Die über 5.000 Grabbeigaben bilden ein Ensemble von überragender Bedeutung für die Kenntnis und das Verständnis königlicher Bestattungen im Neuen Reich. Dazu kommt, dass die Periode der späten 18. Dynastie einen absoluten Höhepunkt in der Entwicklung der ägyptischen Kunst markiert und von beispielloser Eleganz und Ästhetik ist. Insofern kann es als besonderer Glücksfall bezeichnet werden, dass diese Grabausstattung erhalten geblieben ist.

Besonders interessant war die Untersuchung der 19 Eisenobjekte aus dem Grab, darunter ein Prunkdolch, den die Mumie des Königs an der Seite trug. Eisenverhüttung war in Ägypten im zweiten Jahrtausend vor Christus unbekannt und auch technisch nicht möglich, verarbeitet wurde ausschließlich Eisen von Meteoriten.

* [DATENBLOCK]:
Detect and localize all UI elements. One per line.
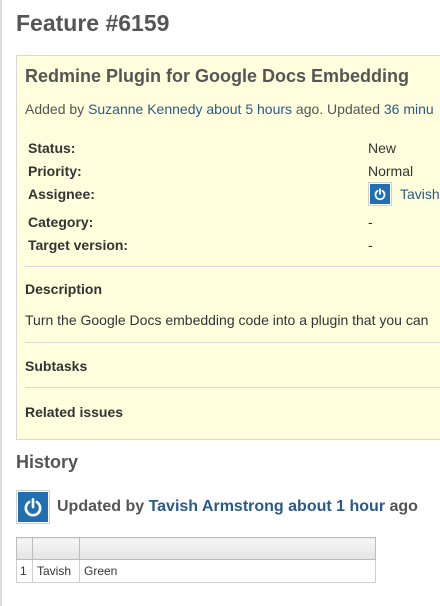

* [AUFGABEN]:
• a. Stimmen die folgenden Aussagen mit dem Artikel über die Grabbeigaben überein? Beantworten Sie jede mit Ja oder Nein und belegen Sie sie mit einem unveränderten Zitat der ausschlaggebenden Worte: (i) Die Grabausstattung umfasst mehr als 5.000 Objekte. (ii) Die Mumie des Königs trug einen Prunkdolch an der Seite. (iii) Im zweiten Jahrtausend vor Christus wurde in Ägypten Eisen verhüttet.
• b. Führen Sie den Artikel über die Grabbeigaben im Anschluss an seinen letzten Satz weiter.

* [LÖSUNGEN]:
• a.
(i) Ja: „Die über 5.000 Grabbeigaben“
(ii) Ja: „ein Prunkdolch, den die Mumie des Königs an der Seite trug“
(iii) Nein: „Eisenverhüttung war in Ägypten im zweiten Jahrtausend vor Christus unbekannt“

• b.
Im Jahr 2010 schätzte Jaromir Malek, der damalige Leiter des Griffith Institute, dass erst 30 Prozent der Objekte aus dem Grab wissenschaftlich bearbeitet sind. Bis heute ist die Erforschung des Grabes und seines Inhaltes weit davon entfernt, abgeschlossen zu sein, und sie wird es vermutlich auch niemals sein.